Given task:
Scan the lines and state how many carry "this". Leave out everything but the number.
___ Task data ___
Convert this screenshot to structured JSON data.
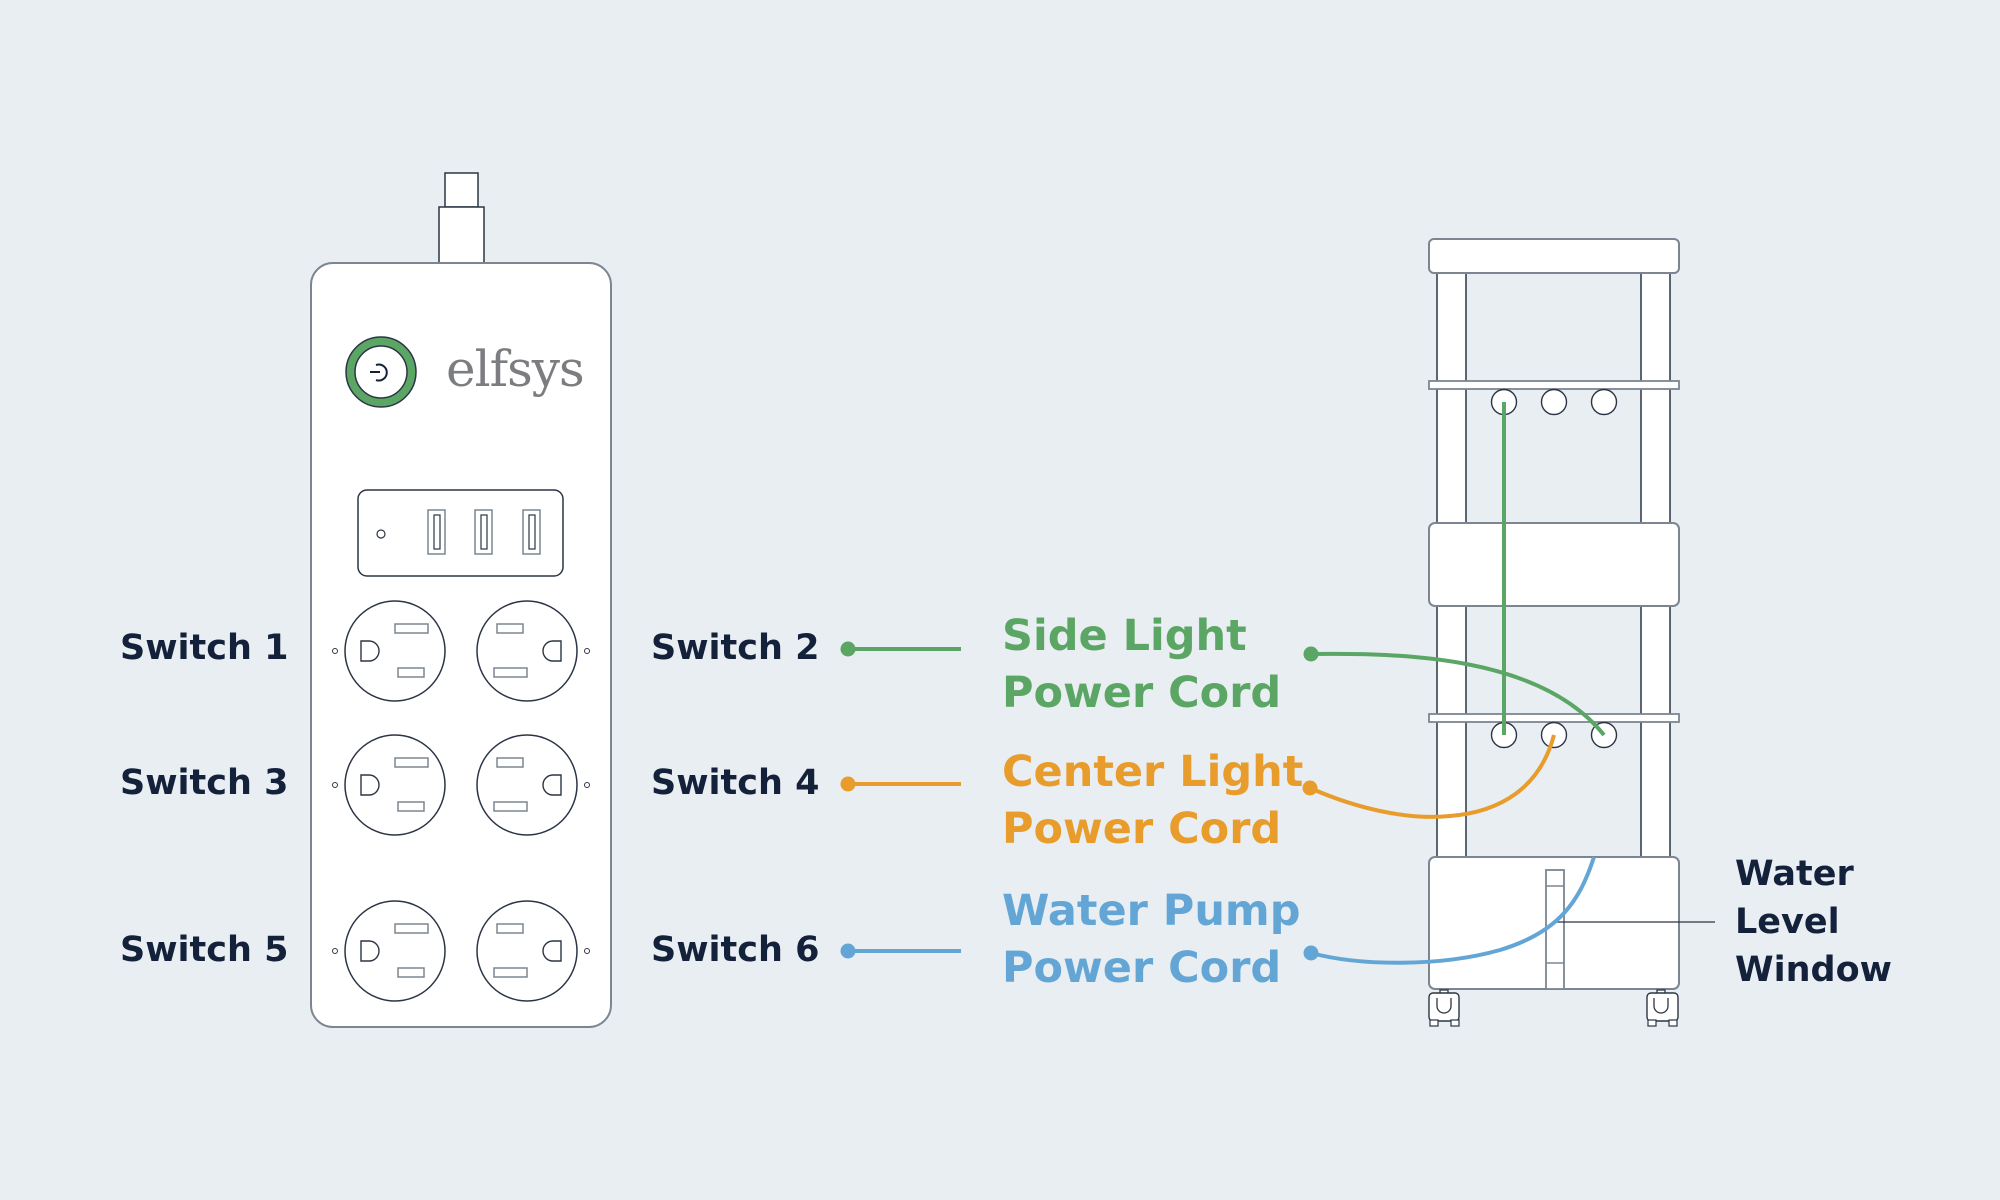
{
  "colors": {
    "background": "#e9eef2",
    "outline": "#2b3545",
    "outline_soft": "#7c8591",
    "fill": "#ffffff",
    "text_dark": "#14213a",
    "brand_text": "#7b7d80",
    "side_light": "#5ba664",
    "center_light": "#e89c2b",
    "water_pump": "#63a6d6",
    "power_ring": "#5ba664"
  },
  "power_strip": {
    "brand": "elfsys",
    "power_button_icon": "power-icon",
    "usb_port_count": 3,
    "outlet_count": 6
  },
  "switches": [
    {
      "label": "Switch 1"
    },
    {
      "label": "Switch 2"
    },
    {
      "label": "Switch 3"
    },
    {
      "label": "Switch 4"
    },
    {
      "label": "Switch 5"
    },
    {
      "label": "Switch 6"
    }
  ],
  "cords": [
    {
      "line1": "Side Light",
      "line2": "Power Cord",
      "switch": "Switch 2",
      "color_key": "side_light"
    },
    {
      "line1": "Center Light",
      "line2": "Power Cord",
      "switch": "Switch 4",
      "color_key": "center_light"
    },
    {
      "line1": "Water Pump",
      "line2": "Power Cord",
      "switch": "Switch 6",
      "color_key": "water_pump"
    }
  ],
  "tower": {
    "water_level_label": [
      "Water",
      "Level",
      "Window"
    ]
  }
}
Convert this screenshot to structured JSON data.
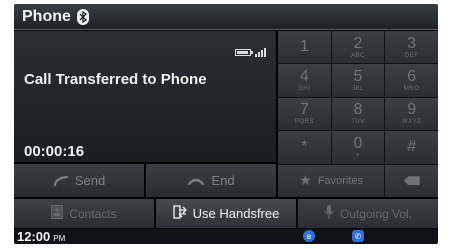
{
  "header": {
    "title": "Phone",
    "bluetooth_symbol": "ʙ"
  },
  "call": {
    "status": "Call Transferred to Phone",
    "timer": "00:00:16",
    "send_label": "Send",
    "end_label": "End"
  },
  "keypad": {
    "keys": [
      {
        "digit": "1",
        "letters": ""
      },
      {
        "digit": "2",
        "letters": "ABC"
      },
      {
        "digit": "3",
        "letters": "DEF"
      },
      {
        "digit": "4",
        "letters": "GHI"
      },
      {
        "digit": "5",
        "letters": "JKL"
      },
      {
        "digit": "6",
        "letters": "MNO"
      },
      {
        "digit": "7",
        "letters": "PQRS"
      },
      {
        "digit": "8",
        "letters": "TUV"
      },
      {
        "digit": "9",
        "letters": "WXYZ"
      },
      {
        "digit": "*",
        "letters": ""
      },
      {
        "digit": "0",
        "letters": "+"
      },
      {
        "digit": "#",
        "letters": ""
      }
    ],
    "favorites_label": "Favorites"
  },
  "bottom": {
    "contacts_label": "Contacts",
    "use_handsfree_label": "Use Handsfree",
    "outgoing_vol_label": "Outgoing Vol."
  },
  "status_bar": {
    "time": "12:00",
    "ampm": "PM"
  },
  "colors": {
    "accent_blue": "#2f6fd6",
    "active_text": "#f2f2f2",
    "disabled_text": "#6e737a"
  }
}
___
___ Task data ___
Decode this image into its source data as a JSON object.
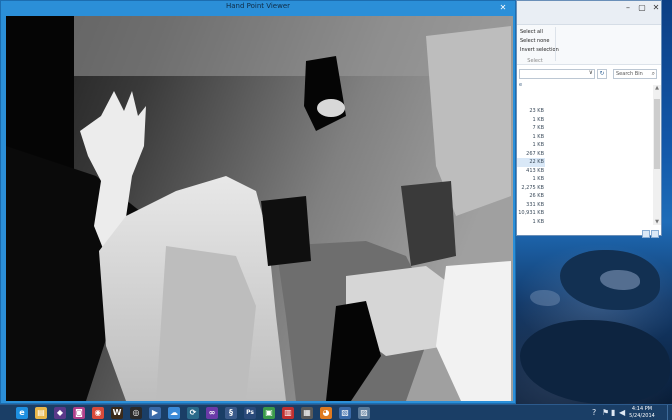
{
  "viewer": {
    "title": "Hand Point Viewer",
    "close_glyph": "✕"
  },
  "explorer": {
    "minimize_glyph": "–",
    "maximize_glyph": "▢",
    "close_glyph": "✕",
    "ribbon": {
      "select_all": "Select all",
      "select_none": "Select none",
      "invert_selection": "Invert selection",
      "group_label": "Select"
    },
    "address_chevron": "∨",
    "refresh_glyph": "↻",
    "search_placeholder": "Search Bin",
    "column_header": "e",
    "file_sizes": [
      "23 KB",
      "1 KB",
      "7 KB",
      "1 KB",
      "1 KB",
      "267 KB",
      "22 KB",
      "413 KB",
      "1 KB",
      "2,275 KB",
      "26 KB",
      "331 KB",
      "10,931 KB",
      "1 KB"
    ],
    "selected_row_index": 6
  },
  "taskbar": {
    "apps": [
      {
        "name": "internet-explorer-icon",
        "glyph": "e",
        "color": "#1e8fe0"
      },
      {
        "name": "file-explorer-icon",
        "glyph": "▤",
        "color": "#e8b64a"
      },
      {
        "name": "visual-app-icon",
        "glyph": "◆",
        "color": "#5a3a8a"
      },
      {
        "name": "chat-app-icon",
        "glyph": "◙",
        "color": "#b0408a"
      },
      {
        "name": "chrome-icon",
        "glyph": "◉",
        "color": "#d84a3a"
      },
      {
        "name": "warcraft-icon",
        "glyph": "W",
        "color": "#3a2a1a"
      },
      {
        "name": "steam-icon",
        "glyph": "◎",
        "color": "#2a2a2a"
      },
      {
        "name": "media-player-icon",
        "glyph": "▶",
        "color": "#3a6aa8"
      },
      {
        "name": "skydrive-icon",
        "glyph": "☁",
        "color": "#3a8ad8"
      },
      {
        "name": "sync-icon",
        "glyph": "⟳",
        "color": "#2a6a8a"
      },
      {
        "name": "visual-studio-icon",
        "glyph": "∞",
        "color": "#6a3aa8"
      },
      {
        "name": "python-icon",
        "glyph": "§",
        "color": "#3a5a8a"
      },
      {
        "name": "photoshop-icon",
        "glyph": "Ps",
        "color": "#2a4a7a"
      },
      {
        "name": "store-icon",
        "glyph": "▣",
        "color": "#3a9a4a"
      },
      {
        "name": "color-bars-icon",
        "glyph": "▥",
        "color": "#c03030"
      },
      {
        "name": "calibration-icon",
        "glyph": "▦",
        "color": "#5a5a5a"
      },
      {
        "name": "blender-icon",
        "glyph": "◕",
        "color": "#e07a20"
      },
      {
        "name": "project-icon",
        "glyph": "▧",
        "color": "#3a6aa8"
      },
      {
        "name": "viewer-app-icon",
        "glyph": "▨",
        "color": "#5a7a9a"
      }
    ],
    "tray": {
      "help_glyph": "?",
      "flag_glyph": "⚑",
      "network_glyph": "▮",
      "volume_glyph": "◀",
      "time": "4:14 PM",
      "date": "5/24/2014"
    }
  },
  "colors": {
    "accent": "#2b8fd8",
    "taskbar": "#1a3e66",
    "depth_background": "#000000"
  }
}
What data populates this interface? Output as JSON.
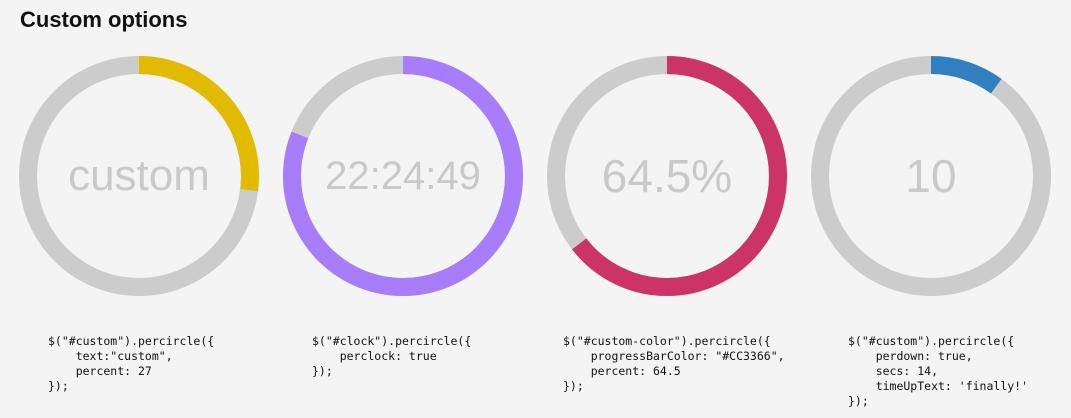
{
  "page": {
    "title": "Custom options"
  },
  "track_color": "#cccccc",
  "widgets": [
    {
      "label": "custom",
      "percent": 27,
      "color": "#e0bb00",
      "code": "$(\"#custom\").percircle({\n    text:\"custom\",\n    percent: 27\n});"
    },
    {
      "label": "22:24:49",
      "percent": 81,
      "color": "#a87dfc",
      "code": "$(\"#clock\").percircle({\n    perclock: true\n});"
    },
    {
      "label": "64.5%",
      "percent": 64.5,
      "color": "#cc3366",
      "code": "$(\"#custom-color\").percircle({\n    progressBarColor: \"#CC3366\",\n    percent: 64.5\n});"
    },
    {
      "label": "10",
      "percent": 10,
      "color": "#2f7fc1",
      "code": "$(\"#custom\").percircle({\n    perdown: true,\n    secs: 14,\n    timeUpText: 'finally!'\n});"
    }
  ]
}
___
Finished task:
4